══ Dataset entries ══

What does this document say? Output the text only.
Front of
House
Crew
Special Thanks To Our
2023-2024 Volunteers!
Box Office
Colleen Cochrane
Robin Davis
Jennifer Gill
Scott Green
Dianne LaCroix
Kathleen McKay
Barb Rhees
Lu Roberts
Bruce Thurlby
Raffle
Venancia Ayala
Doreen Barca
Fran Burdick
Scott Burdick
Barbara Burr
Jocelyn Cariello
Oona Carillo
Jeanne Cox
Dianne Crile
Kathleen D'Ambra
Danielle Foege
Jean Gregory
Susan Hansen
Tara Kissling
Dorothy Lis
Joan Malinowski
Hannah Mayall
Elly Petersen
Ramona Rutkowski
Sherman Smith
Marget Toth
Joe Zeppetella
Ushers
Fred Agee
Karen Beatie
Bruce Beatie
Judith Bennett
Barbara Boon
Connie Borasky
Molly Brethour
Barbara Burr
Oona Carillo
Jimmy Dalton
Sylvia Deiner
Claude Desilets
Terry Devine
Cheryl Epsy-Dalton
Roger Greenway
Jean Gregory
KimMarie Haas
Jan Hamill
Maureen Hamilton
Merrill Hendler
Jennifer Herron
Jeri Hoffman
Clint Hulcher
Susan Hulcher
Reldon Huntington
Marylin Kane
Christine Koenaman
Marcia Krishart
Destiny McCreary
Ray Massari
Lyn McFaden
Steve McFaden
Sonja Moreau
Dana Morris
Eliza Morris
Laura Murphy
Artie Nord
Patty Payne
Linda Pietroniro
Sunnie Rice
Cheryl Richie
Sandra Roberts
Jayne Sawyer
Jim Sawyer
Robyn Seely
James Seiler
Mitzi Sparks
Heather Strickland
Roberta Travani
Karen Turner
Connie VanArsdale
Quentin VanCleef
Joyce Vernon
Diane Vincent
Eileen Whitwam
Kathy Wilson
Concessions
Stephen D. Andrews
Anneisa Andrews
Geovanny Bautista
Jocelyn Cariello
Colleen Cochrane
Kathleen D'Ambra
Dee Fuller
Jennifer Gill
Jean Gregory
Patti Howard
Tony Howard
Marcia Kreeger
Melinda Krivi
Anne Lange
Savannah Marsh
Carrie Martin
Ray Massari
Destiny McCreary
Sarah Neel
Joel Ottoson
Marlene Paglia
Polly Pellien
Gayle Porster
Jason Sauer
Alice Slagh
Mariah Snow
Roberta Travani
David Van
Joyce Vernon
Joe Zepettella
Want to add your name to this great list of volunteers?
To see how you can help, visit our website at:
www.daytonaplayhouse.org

═══

Working from the material above, retype it in its entirety without change.

What does this document say? Output the text only.
Front of
House
Crew
Special Thanks To Our
2023-2024 Volunteers!
Box Office
Colleen Cochrane
Robin Davis
Jennifer Gill
Scott Green
Dianne LaCroix
Kathleen McKay
Barb Rhees
Lu Roberts
Bruce Thurlby
Raffle
Venancia Ayala
Doreen Barca
Fran Burdick
Scott Burdick
Barbara Burr
Jocelyn Cariello
Oona Carillo
Jeanne Cox
Dianne Crile
Kathleen D'Ambra
Danielle Foege
Jean Gregory
Susan Hansen
Tara Kissling
Dorothy Lis
Joan Malinowski
Hannah Mayall
Elly Petersen
Ramona Rutkowski
Sherman Smith
Marget Toth
Joe Zeppetella
Ushers
Fred Agee
Karen Beatie
Bruce Beatie
Judith Bennett
Barbara Boon
Connie Borasky
Molly Brethour
Barbara Burr
Oona Carillo
Jimmy Dalton
Sylvia Deiner
Claude Desilets
Terry Devine
Cheryl Epsy-Dalton
Roger Greenway
Jean Gregory
KimMarie Haas
Jan Hamill
Maureen Hamilton
Merrill Hendler
Jennifer Herron
Jeri Hoffman
Clint Hulcher
Susan Hulcher
Reldon Huntington
Marylin Kane
Christine Koenaman
Marcia Krishart
Destiny McCreary
Ray Massari
Lyn McFaden
Steve McFaden
Sonja Moreau
Dana Morris
Eliza Morris
Laura Murphy
Artie Nord
Patty Payne
Linda Pietroniro
Sunnie Rice
Cheryl Richie
Sandra Roberts
Jayne Sawyer
Jim Sawyer
Robyn Seely
James Seiler
Mitzi Sparks
Heather Strickland
Roberta Travani
Karen Turner
Connie VanArsdale
Quentin VanCleef
Joyce Vernon
Diane Vincent
Eileen Whitwam
Kathy Wilson
Concessions
Stephen D. Andrews
Anneisa Andrews
Geovanny Bautista
Jocelyn Cariello
Colleen Cochrane
Kathleen D'Ambra
Dee Fuller
Jennifer Gill
Jean Gregory
Patti Howard
Tony Howard
Marcia Kreeger
Melinda Krivi
Anne Lange
Savannah Marsh
Carrie Martin
Ray Massari
Destiny McCreary
Sarah Neel
Joel Ottoson
Marlene Paglia
Polly Pellien
Gayle Porster
Jason Sauer
Alice Slagh
Mariah Snow
Roberta Travani
David Van
Joyce Vernon
Joe Zepettella
Want to add your name to this great list of volunteers?
To see how you can help, visit our website at:
www.daytonaplayhouse.org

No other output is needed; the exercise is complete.